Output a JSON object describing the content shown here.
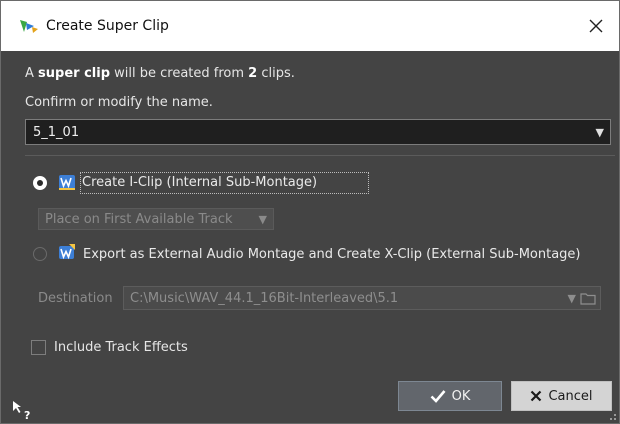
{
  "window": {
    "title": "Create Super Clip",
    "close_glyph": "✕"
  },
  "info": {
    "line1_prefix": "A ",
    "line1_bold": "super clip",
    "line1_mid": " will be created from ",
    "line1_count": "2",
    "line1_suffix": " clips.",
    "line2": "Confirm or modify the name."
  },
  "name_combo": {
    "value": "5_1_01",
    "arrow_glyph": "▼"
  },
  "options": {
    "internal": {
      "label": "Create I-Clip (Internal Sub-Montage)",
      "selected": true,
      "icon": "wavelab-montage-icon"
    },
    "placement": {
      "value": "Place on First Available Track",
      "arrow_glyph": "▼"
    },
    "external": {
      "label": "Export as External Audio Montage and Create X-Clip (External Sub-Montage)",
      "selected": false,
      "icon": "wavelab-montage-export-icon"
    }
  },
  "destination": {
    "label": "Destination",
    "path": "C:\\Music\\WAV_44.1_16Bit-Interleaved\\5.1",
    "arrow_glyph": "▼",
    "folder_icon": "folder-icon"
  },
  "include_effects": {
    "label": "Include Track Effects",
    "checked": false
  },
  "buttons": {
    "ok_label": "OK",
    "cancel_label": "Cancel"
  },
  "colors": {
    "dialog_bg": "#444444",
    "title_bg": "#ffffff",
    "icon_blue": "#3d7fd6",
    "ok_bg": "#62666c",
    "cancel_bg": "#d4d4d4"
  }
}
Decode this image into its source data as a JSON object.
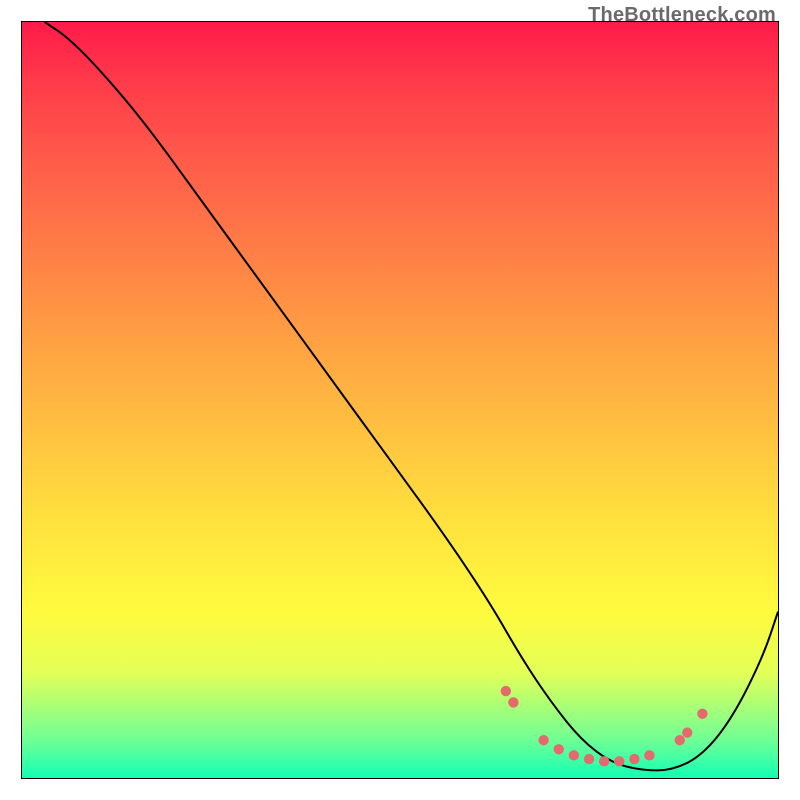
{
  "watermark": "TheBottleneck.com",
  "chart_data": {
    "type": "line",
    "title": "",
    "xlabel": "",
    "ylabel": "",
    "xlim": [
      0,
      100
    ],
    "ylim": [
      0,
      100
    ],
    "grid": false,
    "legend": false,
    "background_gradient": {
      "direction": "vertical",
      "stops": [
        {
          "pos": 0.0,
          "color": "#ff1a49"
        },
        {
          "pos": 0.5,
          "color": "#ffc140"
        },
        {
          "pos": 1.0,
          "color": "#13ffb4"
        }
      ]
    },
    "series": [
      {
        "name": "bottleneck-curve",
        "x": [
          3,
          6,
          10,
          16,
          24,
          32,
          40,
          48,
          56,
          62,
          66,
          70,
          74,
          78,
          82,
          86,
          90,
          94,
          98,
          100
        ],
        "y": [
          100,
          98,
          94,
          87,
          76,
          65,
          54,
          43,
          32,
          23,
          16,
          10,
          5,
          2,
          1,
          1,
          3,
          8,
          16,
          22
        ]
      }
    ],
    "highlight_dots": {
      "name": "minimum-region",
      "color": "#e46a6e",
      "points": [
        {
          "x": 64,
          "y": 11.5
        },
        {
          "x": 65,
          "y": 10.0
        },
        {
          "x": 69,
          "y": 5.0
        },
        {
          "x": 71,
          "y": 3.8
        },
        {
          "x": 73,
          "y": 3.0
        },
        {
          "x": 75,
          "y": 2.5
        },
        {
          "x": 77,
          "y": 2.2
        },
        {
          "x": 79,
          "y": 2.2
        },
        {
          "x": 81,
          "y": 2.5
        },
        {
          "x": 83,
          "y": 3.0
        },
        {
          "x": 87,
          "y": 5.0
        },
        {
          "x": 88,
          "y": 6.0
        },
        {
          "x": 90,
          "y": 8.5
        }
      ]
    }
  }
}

━━━━━━━━━━━━━━━━━━━━

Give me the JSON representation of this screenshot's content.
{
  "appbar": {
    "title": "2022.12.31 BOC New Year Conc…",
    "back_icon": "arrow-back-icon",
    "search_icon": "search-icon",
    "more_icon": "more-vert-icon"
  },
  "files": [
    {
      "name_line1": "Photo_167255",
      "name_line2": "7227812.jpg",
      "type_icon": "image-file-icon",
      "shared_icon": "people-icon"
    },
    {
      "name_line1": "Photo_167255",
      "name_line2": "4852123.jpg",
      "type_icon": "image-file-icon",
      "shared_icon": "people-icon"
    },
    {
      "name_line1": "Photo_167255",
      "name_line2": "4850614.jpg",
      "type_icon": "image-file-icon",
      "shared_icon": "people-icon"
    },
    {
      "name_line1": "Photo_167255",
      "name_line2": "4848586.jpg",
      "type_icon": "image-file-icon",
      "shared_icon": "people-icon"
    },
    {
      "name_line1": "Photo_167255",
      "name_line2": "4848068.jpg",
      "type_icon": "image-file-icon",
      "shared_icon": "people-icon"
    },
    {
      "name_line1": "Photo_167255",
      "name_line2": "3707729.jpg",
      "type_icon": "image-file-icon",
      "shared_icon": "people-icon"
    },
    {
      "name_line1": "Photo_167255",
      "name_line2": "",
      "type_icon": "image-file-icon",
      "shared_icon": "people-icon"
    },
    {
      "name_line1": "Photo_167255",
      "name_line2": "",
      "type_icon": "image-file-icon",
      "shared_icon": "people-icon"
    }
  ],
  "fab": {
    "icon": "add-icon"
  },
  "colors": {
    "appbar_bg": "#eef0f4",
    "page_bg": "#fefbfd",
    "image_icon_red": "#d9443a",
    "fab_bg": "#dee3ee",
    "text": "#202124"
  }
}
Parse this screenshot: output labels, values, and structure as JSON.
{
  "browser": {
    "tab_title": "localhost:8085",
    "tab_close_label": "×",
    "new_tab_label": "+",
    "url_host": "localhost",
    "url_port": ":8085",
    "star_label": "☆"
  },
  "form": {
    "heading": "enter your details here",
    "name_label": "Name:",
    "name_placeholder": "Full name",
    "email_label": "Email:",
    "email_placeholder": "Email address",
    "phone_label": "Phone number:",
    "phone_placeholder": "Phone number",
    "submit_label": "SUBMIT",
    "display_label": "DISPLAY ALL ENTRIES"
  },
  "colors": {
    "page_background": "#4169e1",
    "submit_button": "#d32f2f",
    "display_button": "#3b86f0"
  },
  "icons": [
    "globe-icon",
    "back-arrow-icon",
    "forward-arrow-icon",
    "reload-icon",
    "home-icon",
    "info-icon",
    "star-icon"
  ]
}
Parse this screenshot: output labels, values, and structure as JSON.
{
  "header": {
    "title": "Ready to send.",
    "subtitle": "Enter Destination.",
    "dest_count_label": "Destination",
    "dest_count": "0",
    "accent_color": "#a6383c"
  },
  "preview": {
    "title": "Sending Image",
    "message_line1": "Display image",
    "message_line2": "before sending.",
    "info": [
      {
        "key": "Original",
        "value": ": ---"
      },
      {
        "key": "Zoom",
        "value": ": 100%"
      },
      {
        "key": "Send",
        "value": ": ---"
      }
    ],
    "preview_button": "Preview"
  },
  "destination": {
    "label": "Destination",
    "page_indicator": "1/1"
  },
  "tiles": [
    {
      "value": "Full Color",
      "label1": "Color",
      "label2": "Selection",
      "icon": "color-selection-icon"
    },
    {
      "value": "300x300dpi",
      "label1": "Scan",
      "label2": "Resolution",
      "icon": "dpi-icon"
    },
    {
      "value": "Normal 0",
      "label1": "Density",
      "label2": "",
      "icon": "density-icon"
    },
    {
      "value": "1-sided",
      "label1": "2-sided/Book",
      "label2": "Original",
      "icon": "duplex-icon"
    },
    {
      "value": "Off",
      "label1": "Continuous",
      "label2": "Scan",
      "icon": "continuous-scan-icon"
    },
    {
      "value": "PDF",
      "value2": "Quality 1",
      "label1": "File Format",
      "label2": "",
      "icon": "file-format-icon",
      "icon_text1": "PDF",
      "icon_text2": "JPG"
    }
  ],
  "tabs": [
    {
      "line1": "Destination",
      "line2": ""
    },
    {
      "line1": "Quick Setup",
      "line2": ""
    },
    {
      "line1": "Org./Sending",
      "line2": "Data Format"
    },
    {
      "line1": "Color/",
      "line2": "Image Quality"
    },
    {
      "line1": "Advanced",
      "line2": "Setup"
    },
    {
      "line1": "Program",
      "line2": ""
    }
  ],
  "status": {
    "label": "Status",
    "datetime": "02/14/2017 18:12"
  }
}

━━━━━━━━━━━━━━━━━━━━

Task description: Lines from the records above that hold "JSON" are the ones to list.

Response to the exercise:
Output a JSON object describing the content shown here.
Decode this image into its source data as a JSON object.
Give me the JSON representation of this screenshot's content.
Parse this screenshot: output labels, values, and structure as JSON.
Parse this screenshot: output labels, values, and structure as JSON.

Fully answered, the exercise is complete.